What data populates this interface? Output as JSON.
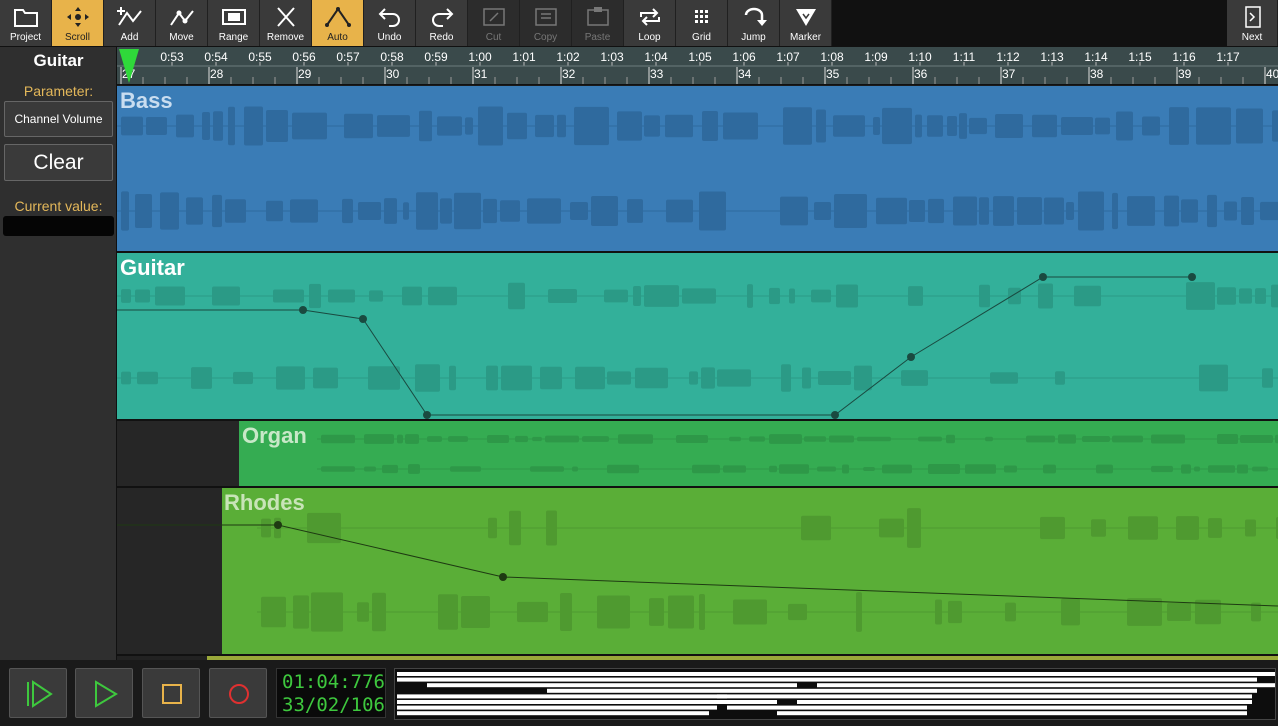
{
  "toolbar": {
    "buttons": [
      {
        "label": "Project",
        "icon": "folder-icon",
        "state": "normal"
      },
      {
        "label": "Scroll",
        "icon": "scroll-icon",
        "state": "active"
      },
      {
        "label": "Add",
        "icon": "add-point-icon",
        "state": "normal"
      },
      {
        "label": "Move",
        "icon": "move-point-icon",
        "state": "normal"
      },
      {
        "label": "Range",
        "icon": "range-icon",
        "state": "normal"
      },
      {
        "label": "Remove",
        "icon": "remove-icon",
        "state": "normal"
      },
      {
        "label": "Auto",
        "icon": "automation-icon",
        "state": "active"
      },
      {
        "label": "Undo",
        "icon": "undo-icon",
        "state": "normal"
      },
      {
        "label": "Redo",
        "icon": "redo-icon",
        "state": "normal"
      },
      {
        "label": "Cut",
        "icon": "cut-icon",
        "state": "disabled"
      },
      {
        "label": "Copy",
        "icon": "copy-icon",
        "state": "disabled"
      },
      {
        "label": "Paste",
        "icon": "paste-icon",
        "state": "disabled"
      },
      {
        "label": "Loop",
        "icon": "loop-icon",
        "state": "normal"
      },
      {
        "label": "Grid",
        "icon": "grid-icon",
        "state": "normal"
      },
      {
        "label": "Jump",
        "icon": "jump-icon",
        "state": "normal"
      },
      {
        "label": "Marker",
        "icon": "marker-icon",
        "state": "normal"
      }
    ],
    "next": {
      "label": "Next",
      "icon": "next-icon"
    }
  },
  "left_panel": {
    "track_name": "Guitar",
    "parameter_label": "Parameter:",
    "parameter_value": "Channel Volume",
    "clear_label": "Clear",
    "current_value_label": "Current value:",
    "current_value": ""
  },
  "ruler": {
    "time_labels": [
      "0:53",
      "0:54",
      "0:55",
      "0:56",
      "0:57",
      "0:58",
      "0:59",
      "1:00",
      "1:01",
      "1:02",
      "1:03",
      "1:04",
      "1:05",
      "1:06",
      "1:07",
      "1:08",
      "1:09",
      "1:10",
      "1:11",
      "1:12",
      "1:13",
      "1:14",
      "1:15",
      "1:16",
      "1:17"
    ],
    "bar_labels": [
      "27",
      "28",
      "29",
      "30",
      "31",
      "32",
      "33",
      "34",
      "35",
      "36",
      "37",
      "38",
      "39",
      "40"
    ],
    "playhead_color": "#2fd93a"
  },
  "tracks": [
    {
      "name": "Bass",
      "color": "#3a7cb6",
      "title_color": "#c9ddf0",
      "wave_color": "#2f6a9e"
    },
    {
      "name": "Guitar",
      "color": "#33b09a",
      "title_color": "#ffffff",
      "wave_color": "#2b9a86"
    },
    {
      "name": "Organ",
      "color": "#35ac52",
      "title_color": "#c8e8c8",
      "wave_color": "#2e9848"
    },
    {
      "name": "Rhodes",
      "color": "#5aae37",
      "title_color": "#c8e4b8",
      "wave_color": "#4f9a30"
    }
  ],
  "transport": {
    "time": "01:04:776",
    "position": "33/02/106",
    "buttons": [
      {
        "name": "play-from-start-button",
        "icon": "play-from-start-icon"
      },
      {
        "name": "play-button",
        "icon": "play-icon"
      },
      {
        "name": "stop-button",
        "icon": "stop-icon"
      },
      {
        "name": "record-button",
        "icon": "record-icon"
      }
    ],
    "accent_green": "#3ec83e",
    "accent_orange": "#e8b34a",
    "accent_red": "#e03030"
  }
}
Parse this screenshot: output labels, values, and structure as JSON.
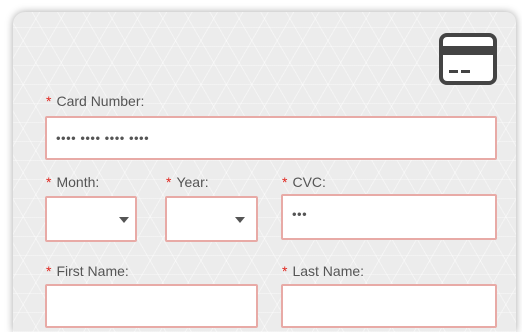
{
  "card_icon": "credit-card-icon",
  "required_mark": "*",
  "card_number": {
    "label": "Card Number:",
    "value": "•••• •••• •••• ••••"
  },
  "month": {
    "label": "Month:",
    "value": ""
  },
  "year": {
    "label": "Year:",
    "value": ""
  },
  "cvc": {
    "label": "CVC:",
    "value": "•••"
  },
  "first_name": {
    "label": "First Name:",
    "value": ""
  },
  "last_name": {
    "label": "Last Name:",
    "value": ""
  },
  "colors": {
    "required": "#e0261f",
    "field_border": "#e8aaa6",
    "panel": "#ececec",
    "label": "#555555"
  }
}
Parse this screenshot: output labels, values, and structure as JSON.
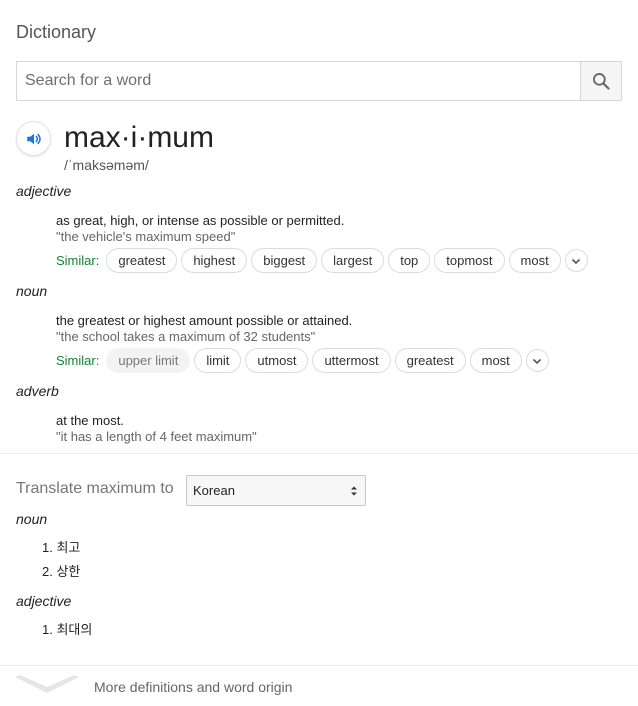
{
  "header": {
    "title": "Dictionary"
  },
  "search": {
    "placeholder": "Search for a word",
    "icon": "search-icon"
  },
  "entry": {
    "word": "max·i·mum",
    "phonetic": "/ˈmaksəməm/",
    "senses": [
      {
        "pos": "adjective",
        "definition": "as great, high, or intense as possible or permitted.",
        "example": "\"the vehicle's maximum speed\"",
        "similar_label": "Similar:",
        "similar": [
          "greatest",
          "highest",
          "biggest",
          "largest",
          "top",
          "topmost",
          "most"
        ]
      },
      {
        "pos": "noun",
        "definition": "the greatest or highest amount possible or attained.",
        "example": "\"the school takes a maximum of 32 students\"",
        "similar_label": "Similar:",
        "similar_plain": "upper limit",
        "similar": [
          "limit",
          "utmost",
          "uttermost",
          "greatest",
          "most"
        ]
      },
      {
        "pos": "adverb",
        "definition": "at the most.",
        "example": "\"it has a length of 4 feet maximum\""
      }
    ]
  },
  "translate": {
    "label": "Translate maximum to",
    "language": "Korean",
    "groups": [
      {
        "pos": "noun",
        "items": [
          "1. 최고",
          "2. 상한"
        ]
      },
      {
        "pos": "adjective",
        "items": [
          "1. 최대의"
        ]
      }
    ]
  },
  "footer": {
    "more_label": "More definitions and word origin"
  },
  "colors": {
    "accent": "#1a73e8",
    "similar_green": "#188038"
  }
}
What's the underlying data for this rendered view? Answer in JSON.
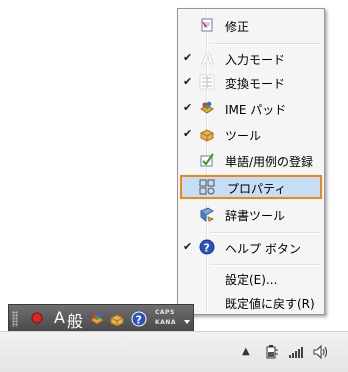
{
  "context_menu": {
    "items": [
      {
        "label": "修正",
        "checked": false,
        "icon": "edit-icon"
      },
      {
        "label": "入力モード",
        "checked": true,
        "icon": "input-mode-icon"
      },
      {
        "label": "変換モード",
        "checked": true,
        "icon": "conversion-mode-icon"
      },
      {
        "label": "IME パッド",
        "checked": true,
        "icon": "ime-pad-icon"
      },
      {
        "label": "ツール",
        "checked": true,
        "icon": "tools-icon"
      },
      {
        "label": "単語/用例の登録",
        "checked": false,
        "icon": "word-register-icon"
      },
      {
        "label": "プロパティ",
        "checked": false,
        "icon": "properties-icon",
        "highlighted": true
      },
      {
        "label": "辞書ツール",
        "checked": false,
        "icon": "dictionary-tool-icon"
      },
      {
        "label": "ヘルプ ボタン",
        "checked": true,
        "icon": "help-icon"
      },
      {
        "label": "設定(E)...",
        "checked": false
      },
      {
        "label": "既定値に戻す(R)",
        "checked": false
      }
    ],
    "check_mark": "✔",
    "highlight_color": "#c5def5",
    "highlight_border_color": "#f0851a"
  },
  "language_bar": {
    "input_mode_glyph": "A",
    "conversion_mode_glyph": "般",
    "caps_label": "CAPS",
    "kana_label": "KANA",
    "background_color": "#4f4f4f"
  },
  "taskbar": {
    "tray_icons": [
      "show-hidden-icons-chevron",
      "power-icon",
      "network-signal-icon",
      "volume-icon"
    ],
    "chevron_glyph": "▲"
  }
}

__________

» Instructions for the task
The entries above should be reproduced exactly, without their pictures.

» Right answer
What data populates this interface? Output as JSON.
{
  "toolbar": {
    "buttons": [
      {
        "label": "Project",
        "icon": "folder-icon",
        "state": "normal"
      },
      {
        "label": "Scroll",
        "icon": "scroll-icon",
        "state": "active"
      },
      {
        "label": "Add",
        "icon": "add-point-icon",
        "state": "normal"
      },
      {
        "label": "Move",
        "icon": "move-point-icon",
        "state": "normal"
      },
      {
        "label": "Range",
        "icon": "range-icon",
        "state": "normal"
      },
      {
        "label": "Remove",
        "icon": "remove-icon",
        "state": "normal"
      },
      {
        "label": "Auto",
        "icon": "automation-icon",
        "state": "active"
      },
      {
        "label": "Undo",
        "icon": "undo-icon",
        "state": "normal"
      },
      {
        "label": "Redo",
        "icon": "redo-icon",
        "state": "normal"
      },
      {
        "label": "Cut",
        "icon": "cut-icon",
        "state": "disabled"
      },
      {
        "label": "Copy",
        "icon": "copy-icon",
        "state": "disabled"
      },
      {
        "label": "Paste",
        "icon": "paste-icon",
        "state": "disabled"
      },
      {
        "label": "Loop",
        "icon": "loop-icon",
        "state": "normal"
      },
      {
        "label": "Grid",
        "icon": "grid-icon",
        "state": "normal"
      },
      {
        "label": "Jump",
        "icon": "jump-icon",
        "state": "normal"
      },
      {
        "label": "Marker",
        "icon": "marker-icon",
        "state": "normal"
      }
    ],
    "next": {
      "label": "Next",
      "icon": "next-icon"
    }
  },
  "left_panel": {
    "track_name": "Guitar",
    "parameter_label": "Parameter:",
    "parameter_value": "Channel Volume",
    "clear_label": "Clear",
    "current_value_label": "Current value:",
    "current_value": ""
  },
  "ruler": {
    "time_labels": [
      "0:53",
      "0:54",
      "0:55",
      "0:56",
      "0:57",
      "0:58",
      "0:59",
      "1:00",
      "1:01",
      "1:02",
      "1:03",
      "1:04",
      "1:05",
      "1:06",
      "1:07",
      "1:08",
      "1:09",
      "1:10",
      "1:11",
      "1:12",
      "1:13",
      "1:14",
      "1:15",
      "1:16",
      "1:17"
    ],
    "bar_labels": [
      "27",
      "28",
      "29",
      "30",
      "31",
      "32",
      "33",
      "34",
      "35",
      "36",
      "37",
      "38",
      "39",
      "40"
    ],
    "playhead_color": "#2fd93a"
  },
  "tracks": [
    {
      "name": "Bass",
      "color": "#3a7cb6",
      "title_color": "#c9ddf0",
      "wave_color": "#2f6a9e"
    },
    {
      "name": "Guitar",
      "color": "#33b09a",
      "title_color": "#ffffff",
      "wave_color": "#2b9a86"
    },
    {
      "name": "Organ",
      "color": "#35ac52",
      "title_color": "#c8e8c8",
      "wave_color": "#2e9848"
    },
    {
      "name": "Rhodes",
      "color": "#5aae37",
      "title_color": "#c8e4b8",
      "wave_color": "#4f9a30"
    }
  ],
  "transport": {
    "time": "01:04:776",
    "position": "33/02/106",
    "buttons": [
      {
        "name": "play-from-start-button",
        "icon": "play-from-start-icon"
      },
      {
        "name": "play-button",
        "icon": "play-icon"
      },
      {
        "name": "stop-button",
        "icon": "stop-icon"
      },
      {
        "name": "record-button",
        "icon": "record-icon"
      }
    ],
    "accent_green": "#3ec83e",
    "accent_orange": "#e8b34a",
    "accent_red": "#e03030"
  }
}
Parse this screenshot: output labels, values, and structure as JSON.
{
  "card_icon": "credit-card-icon",
  "required_mark": "*",
  "card_number": {
    "label": "Card Number:",
    "value": "•••• •••• •••• ••••"
  },
  "month": {
    "label": "Month:",
    "value": ""
  },
  "year": {
    "label": "Year:",
    "value": ""
  },
  "cvc": {
    "label": "CVC:",
    "value": "•••"
  },
  "first_name": {
    "label": "First Name:",
    "value": ""
  },
  "last_name": {
    "label": "Last Name:",
    "value": ""
  },
  "colors": {
    "required": "#e0261f",
    "field_border": "#e8aaa6",
    "panel": "#ececec",
    "label": "#555555"
  }
}
Parse this screenshot: output labels, values, and structure as JSON.
{
  "header": {
    "title": "Dictionary"
  },
  "search": {
    "placeholder": "Search for a word",
    "icon": "search-icon"
  },
  "entry": {
    "word": "max·i·mum",
    "phonetic": "/ˈmaksəməm/",
    "senses": [
      {
        "pos": "adjective",
        "definition": "as great, high, or intense as possible or permitted.",
        "example": "\"the vehicle's maximum speed\"",
        "similar_label": "Similar:",
        "similar": [
          "greatest",
          "highest",
          "biggest",
          "largest",
          "top",
          "topmost",
          "most"
        ]
      },
      {
        "pos": "noun",
        "definition": "the greatest or highest amount possible or attained.",
        "example": "\"the school takes a maximum of 32 students\"",
        "similar_label": "Similar:",
        "similar_plain": "upper limit",
        "similar": [
          "limit",
          "utmost",
          "uttermost",
          "greatest",
          "most"
        ]
      },
      {
        "pos": "adverb",
        "definition": "at the most.",
        "example": "\"it has a length of 4 feet maximum\""
      }
    ]
  },
  "translate": {
    "label": "Translate maximum to",
    "language": "Korean",
    "groups": [
      {
        "pos": "noun",
        "items": [
          "1. 최고",
          "2. 상한"
        ]
      },
      {
        "pos": "adjective",
        "items": [
          "1. 최대의"
        ]
      }
    ]
  },
  "footer": {
    "more_label": "More definitions and word origin"
  },
  "colors": {
    "accent": "#1a73e8",
    "similar_green": "#188038"
  }
}
What's the underlying data for this rendered view? Answer in JSON.
{
  "context_menu": {
    "items": [
      {
        "label": "修正",
        "checked": false,
        "icon": "edit-icon"
      },
      {
        "label": "入力モード",
        "checked": true,
        "icon": "input-mode-icon"
      },
      {
        "label": "変換モード",
        "checked": true,
        "icon": "conversion-mode-icon"
      },
      {
        "label": "IME パッド",
        "checked": true,
        "icon": "ime-pad-icon"
      },
      {
        "label": "ツール",
        "checked": true,
        "icon": "tools-icon"
      },
      {
        "label": "単語/用例の登録",
        "checked": false,
        "icon": "word-register-icon"
      },
      {
        "label": "プロパティ",
        "checked": false,
        "icon": "properties-icon",
        "highlighted": true
      },
      {
        "label": "辞書ツール",
        "checked": false,
        "icon": "dictionary-tool-icon"
      },
      {
        "label": "ヘルプ ボタン",
        "checked": true,
        "icon": "help-icon"
      },
      {
        "label": "設定(E)...",
        "checked": false
      },
      {
        "label": "既定値に戻す(R)",
        "checked": false
      }
    ],
    "check_mark": "✔",
    "highlight_color": "#c5def5",
    "highlight_border_color": "#f0851a"
  },
  "language_bar": {
    "input_mode_glyph": "A",
    "conversion_mode_glyph": "般",
    "caps_label": "CAPS",
    "kana_label": "KANA",
    "background_color": "#4f4f4f"
  },
  "taskbar": {
    "tray_icons": [
      "show-hidden-icons-chevron",
      "power-icon",
      "network-signal-icon",
      "volume-icon"
    ],
    "chevron_glyph": "▲"
  }
}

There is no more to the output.